### Requirement
Quote, without change, all of the lines that follow.

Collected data
—————

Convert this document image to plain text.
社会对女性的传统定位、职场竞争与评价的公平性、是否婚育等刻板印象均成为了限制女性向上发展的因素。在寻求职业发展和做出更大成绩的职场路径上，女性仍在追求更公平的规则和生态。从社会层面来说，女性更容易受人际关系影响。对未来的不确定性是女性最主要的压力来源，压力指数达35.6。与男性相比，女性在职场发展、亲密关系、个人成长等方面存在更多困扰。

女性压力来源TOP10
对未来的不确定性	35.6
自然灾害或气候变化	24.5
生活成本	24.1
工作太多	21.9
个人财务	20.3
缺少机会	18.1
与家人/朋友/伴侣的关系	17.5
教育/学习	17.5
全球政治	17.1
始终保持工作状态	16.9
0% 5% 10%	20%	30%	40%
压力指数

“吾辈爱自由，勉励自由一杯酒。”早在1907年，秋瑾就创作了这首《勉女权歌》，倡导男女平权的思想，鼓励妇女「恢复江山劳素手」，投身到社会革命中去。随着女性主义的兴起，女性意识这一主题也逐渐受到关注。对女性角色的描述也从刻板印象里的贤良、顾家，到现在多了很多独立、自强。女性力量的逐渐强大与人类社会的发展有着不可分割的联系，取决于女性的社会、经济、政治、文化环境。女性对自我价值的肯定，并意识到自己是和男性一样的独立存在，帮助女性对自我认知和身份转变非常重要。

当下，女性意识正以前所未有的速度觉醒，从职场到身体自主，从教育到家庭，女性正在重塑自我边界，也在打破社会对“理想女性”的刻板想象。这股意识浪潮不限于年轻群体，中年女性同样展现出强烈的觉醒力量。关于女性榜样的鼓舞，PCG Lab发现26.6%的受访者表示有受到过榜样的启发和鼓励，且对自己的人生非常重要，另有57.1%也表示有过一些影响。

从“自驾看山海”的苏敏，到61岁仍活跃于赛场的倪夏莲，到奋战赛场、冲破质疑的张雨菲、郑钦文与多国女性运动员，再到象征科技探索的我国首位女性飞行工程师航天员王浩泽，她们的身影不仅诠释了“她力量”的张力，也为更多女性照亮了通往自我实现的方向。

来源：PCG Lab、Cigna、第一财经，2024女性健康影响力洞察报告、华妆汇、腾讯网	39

—————

### Finished exercise
Convert this document image to plain text.
社会对女性的传统定位、职场竞争与评价的公平性、是否婚育等刻板印象均成为了限制女性向上发展的因素。在寻求职业发展和做出更大成绩的职场路径上，女性仍在追求更公平的规则和生态。从社会层面来说，女性更容易受人际关系影响。对未来的不确定性是女性最主要的压力来源，压力指数达35.6。与男性相比，女性在职场发展、亲密关系、个人成长等方面存在更多困扰。

女性压力来源TOP10
对未来的不确定性	35.6
自然灾害或气候变化	24.5
生活成本	24.1
工作太多	21.9
个人财务	20.3
缺少机会	18.1
与家人/朋友/伴侣的关系	17.5
教育/学习	17.5
全球政治	17.1
始终保持工作状态	16.9
0% 5% 10%	20%	30%	40%
压力指数

“吾辈爱自由，勉励自由一杯酒。”早在1907年，秋瑾就创作了这首《勉女权歌》，倡导男女平权的思想，鼓励妇女「恢复江山劳素手」，投身到社会革命中去。随着女性主义的兴起，女性意识这一主题也逐渐受到关注。对女性角色的描述也从刻板印象里的贤良、顾家，到现在多了很多独立、自强。女性力量的逐渐强大与人类社会的发展有着不可分割的联系，取决于女性的社会、经济、政治、文化环境。女性对自我价值的肯定，并意识到自己是和男性一样的独立存在，帮助女性对自我认知和身份转变非常重要。

当下，女性意识正以前所未有的速度觉醒，从职场到身体自主，从教育到家庭，女性正在重塑自我边界，也在打破社会对“理想女性”的刻板想象。这股意识浪潮不限于年轻群体，中年女性同样展现出强烈的觉醒力量。关于女性榜样的鼓舞，PCG Lab发现26.6%的受访者表示有受到过榜样的启发和鼓励，且对自己的人生非常重要，另有57.1%也表示有过一些影响。

从“自驾看山海”的苏敏，到61岁仍活跃于赛场的倪夏莲，到奋战赛场、冲破质疑的张雨菲、郑钦文与多国女性运动员，再到象征科技探索的我国首位女性飞行工程师航天员王浩泽，她们的身影不仅诠释了“她力量”的张力，也为更多女性照亮了通往自我实现的方向。

来源：PCG Lab、Cigna、第一财经，2024女性健康影响力洞察报告、华妆汇、腾讯网	39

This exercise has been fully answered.